Data for processing start
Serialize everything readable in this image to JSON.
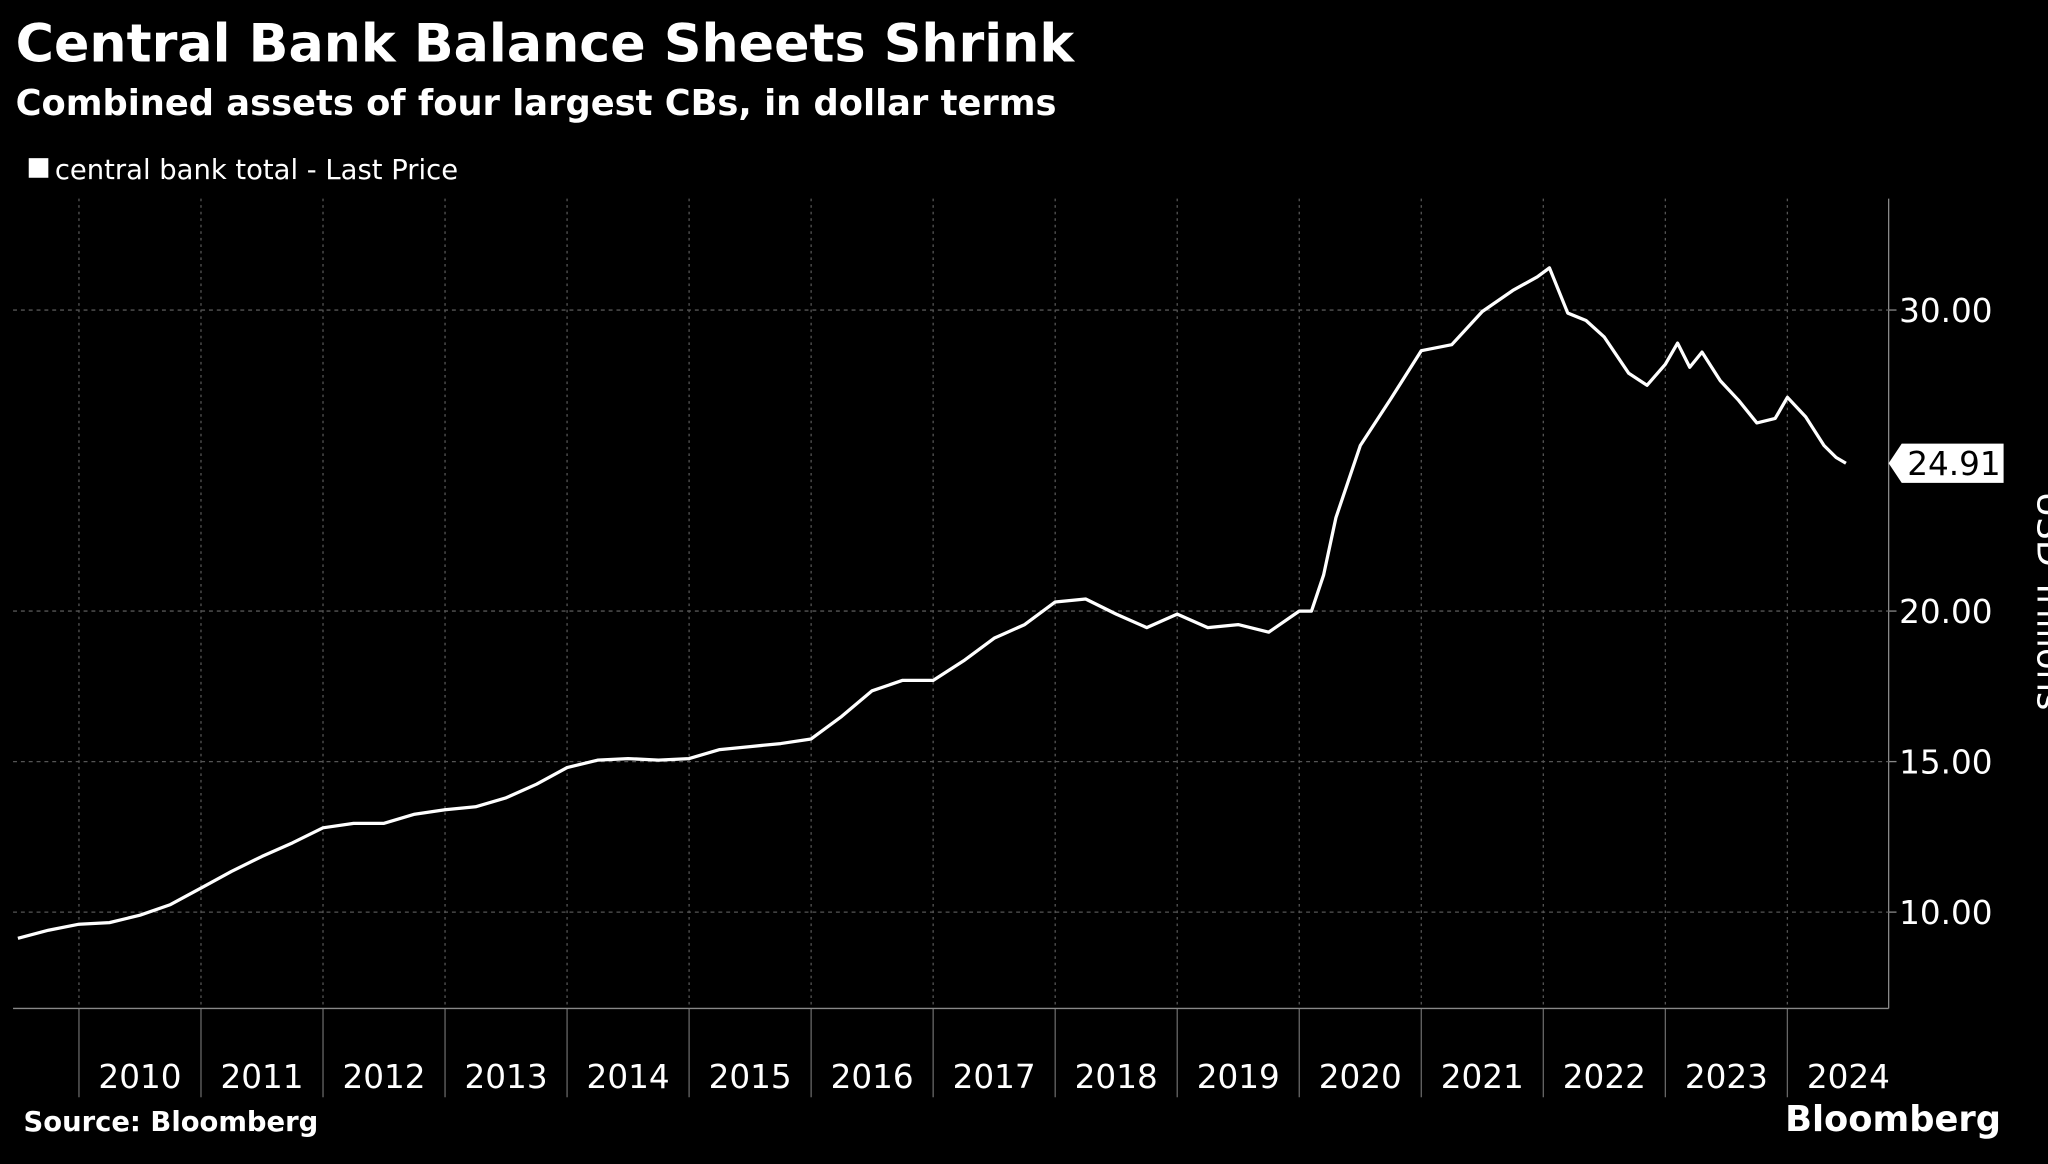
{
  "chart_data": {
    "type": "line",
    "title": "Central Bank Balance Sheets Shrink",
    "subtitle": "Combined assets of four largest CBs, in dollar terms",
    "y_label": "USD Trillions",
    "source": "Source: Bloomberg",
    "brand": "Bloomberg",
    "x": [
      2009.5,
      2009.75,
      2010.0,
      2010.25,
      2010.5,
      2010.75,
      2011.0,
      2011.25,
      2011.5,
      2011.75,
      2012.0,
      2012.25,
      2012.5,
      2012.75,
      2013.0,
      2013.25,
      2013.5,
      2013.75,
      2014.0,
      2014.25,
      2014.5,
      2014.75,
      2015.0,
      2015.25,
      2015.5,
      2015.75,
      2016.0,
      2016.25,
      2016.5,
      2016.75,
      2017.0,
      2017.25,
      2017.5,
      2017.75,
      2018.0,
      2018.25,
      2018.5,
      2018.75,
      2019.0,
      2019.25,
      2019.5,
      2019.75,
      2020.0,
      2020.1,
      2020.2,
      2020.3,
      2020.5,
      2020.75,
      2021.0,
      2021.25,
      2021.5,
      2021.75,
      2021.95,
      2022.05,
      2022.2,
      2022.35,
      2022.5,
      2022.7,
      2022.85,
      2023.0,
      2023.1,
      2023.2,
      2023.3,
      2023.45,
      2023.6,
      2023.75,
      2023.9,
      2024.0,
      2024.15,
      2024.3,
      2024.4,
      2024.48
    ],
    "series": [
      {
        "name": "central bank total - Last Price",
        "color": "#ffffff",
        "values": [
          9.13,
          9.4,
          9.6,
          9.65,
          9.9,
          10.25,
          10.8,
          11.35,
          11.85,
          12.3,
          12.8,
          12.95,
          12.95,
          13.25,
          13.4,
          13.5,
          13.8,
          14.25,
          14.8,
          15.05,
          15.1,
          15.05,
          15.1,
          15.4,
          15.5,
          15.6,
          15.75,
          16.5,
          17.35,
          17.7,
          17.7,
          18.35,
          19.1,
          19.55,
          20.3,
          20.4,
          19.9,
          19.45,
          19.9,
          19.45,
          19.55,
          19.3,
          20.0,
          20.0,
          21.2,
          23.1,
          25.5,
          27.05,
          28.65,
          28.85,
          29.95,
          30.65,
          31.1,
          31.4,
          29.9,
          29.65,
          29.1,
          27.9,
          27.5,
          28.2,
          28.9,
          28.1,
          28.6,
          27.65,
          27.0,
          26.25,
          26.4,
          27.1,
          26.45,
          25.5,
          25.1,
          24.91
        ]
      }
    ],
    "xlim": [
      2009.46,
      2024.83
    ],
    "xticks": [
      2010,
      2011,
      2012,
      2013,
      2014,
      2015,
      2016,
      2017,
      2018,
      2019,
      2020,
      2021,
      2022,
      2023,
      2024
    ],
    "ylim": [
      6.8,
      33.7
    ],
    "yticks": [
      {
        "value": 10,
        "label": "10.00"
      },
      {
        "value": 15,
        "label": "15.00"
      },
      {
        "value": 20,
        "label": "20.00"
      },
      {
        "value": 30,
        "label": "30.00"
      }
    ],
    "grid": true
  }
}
Data for processing end
Data for processing start
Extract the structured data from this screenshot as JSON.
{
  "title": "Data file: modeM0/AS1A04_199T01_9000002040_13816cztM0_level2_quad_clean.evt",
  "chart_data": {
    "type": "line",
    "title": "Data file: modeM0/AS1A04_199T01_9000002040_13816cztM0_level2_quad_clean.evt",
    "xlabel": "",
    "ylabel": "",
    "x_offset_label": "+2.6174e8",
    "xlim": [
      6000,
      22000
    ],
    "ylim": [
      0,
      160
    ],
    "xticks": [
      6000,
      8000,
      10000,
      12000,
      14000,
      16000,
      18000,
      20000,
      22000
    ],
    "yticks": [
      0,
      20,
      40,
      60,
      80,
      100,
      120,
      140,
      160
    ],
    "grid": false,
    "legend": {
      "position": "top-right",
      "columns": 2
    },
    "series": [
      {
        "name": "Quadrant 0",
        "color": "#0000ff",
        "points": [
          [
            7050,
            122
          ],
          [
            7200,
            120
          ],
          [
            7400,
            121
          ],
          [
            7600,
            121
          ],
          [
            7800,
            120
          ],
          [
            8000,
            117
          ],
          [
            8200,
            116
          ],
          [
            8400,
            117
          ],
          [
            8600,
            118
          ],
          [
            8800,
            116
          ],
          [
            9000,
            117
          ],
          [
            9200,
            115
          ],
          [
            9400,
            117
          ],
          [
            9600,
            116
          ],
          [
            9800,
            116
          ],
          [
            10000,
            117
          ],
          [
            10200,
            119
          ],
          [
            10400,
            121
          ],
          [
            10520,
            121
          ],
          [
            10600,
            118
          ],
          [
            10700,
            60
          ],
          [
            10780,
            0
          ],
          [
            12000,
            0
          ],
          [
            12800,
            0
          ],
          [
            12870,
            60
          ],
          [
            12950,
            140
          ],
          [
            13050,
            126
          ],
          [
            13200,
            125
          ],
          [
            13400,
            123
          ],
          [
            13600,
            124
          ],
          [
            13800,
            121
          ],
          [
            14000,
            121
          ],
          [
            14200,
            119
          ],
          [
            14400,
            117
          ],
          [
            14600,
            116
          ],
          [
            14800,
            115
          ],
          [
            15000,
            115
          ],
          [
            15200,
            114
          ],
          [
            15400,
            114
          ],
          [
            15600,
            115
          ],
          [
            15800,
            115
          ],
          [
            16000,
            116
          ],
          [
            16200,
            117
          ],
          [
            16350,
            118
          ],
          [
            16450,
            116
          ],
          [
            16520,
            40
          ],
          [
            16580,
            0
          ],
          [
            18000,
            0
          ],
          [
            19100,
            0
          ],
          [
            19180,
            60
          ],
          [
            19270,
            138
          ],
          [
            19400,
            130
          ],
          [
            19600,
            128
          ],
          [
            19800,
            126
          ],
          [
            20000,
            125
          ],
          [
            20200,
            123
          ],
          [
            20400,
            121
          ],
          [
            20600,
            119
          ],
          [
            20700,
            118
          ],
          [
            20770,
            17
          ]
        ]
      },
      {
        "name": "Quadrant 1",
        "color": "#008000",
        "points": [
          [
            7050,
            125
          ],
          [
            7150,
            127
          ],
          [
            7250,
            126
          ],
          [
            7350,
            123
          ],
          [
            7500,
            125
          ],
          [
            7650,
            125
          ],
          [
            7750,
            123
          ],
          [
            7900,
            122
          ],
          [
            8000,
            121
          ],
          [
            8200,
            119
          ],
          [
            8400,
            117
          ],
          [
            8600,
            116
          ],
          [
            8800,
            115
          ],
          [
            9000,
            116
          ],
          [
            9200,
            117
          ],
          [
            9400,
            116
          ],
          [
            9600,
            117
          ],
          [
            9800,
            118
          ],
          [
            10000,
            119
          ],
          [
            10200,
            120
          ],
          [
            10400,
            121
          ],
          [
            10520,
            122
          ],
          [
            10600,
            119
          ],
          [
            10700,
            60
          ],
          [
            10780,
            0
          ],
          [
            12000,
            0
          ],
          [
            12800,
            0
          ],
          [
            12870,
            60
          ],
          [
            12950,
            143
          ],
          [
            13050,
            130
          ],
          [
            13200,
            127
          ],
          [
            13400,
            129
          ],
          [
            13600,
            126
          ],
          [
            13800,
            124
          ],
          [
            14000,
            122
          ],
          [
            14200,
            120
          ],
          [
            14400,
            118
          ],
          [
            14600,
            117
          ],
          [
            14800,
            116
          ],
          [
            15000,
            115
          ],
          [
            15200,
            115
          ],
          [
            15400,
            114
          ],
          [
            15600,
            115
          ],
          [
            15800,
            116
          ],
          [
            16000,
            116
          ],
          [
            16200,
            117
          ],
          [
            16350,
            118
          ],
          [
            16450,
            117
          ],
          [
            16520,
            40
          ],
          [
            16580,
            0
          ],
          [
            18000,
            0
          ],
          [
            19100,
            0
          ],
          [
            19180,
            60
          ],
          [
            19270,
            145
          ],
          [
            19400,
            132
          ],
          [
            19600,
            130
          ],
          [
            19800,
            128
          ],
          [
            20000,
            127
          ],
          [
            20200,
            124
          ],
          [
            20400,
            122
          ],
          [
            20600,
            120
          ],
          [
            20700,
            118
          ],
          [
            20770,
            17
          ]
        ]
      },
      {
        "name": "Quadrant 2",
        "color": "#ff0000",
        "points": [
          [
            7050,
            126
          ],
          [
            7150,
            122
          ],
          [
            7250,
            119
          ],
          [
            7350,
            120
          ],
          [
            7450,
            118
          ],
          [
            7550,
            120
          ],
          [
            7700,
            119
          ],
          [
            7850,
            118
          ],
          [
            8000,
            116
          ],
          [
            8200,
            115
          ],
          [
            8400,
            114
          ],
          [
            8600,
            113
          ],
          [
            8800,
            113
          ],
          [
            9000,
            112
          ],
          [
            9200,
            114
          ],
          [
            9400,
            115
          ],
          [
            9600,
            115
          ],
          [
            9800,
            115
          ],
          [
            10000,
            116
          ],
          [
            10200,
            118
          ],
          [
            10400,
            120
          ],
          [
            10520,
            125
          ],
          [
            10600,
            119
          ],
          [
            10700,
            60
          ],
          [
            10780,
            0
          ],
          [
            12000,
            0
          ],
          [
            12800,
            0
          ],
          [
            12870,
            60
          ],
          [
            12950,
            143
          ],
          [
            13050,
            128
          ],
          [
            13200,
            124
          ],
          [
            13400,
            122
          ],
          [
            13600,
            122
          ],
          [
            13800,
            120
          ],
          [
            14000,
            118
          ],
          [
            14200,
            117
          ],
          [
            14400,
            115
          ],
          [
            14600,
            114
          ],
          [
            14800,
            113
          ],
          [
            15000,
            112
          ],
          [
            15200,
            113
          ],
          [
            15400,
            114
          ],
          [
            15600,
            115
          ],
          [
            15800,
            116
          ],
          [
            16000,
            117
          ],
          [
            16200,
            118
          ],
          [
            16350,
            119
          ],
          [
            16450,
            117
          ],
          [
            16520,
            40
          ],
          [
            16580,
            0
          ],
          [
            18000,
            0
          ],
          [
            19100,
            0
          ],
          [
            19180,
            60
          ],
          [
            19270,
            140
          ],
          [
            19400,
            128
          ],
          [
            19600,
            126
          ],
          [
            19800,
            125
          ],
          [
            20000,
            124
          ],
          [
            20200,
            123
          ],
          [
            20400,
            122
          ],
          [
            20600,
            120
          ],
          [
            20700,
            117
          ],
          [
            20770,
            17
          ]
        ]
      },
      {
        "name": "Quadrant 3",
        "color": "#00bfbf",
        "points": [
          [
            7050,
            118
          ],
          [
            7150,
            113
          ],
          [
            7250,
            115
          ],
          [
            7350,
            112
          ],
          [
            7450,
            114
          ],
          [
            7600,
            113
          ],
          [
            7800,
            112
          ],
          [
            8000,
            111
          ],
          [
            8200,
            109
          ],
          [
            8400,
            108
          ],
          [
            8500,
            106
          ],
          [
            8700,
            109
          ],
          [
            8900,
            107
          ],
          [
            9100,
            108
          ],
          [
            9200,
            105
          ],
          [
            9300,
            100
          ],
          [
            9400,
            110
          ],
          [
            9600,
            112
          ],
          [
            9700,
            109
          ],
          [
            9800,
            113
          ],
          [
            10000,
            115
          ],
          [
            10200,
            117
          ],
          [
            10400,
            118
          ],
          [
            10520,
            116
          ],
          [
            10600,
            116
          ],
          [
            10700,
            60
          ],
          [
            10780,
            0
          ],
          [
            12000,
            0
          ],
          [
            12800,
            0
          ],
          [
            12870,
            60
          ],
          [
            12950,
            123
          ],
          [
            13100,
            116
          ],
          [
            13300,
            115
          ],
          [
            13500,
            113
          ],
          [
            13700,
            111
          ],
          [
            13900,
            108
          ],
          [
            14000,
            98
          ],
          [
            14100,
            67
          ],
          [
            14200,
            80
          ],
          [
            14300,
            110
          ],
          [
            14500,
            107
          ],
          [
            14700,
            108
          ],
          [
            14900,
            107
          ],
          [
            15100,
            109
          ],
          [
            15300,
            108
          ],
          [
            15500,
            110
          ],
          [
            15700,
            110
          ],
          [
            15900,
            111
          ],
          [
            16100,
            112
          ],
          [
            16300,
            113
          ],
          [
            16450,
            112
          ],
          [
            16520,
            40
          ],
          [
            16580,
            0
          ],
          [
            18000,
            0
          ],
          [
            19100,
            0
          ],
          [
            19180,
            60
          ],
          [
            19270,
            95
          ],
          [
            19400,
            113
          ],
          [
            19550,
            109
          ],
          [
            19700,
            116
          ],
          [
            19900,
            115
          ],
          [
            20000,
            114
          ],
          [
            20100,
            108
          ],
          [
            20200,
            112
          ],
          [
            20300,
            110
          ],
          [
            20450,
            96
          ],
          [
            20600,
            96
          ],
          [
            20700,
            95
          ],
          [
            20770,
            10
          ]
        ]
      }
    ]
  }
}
Data for processing end
From the data above, count the lines where "JSON" occurs and give that figure and nothing else.

2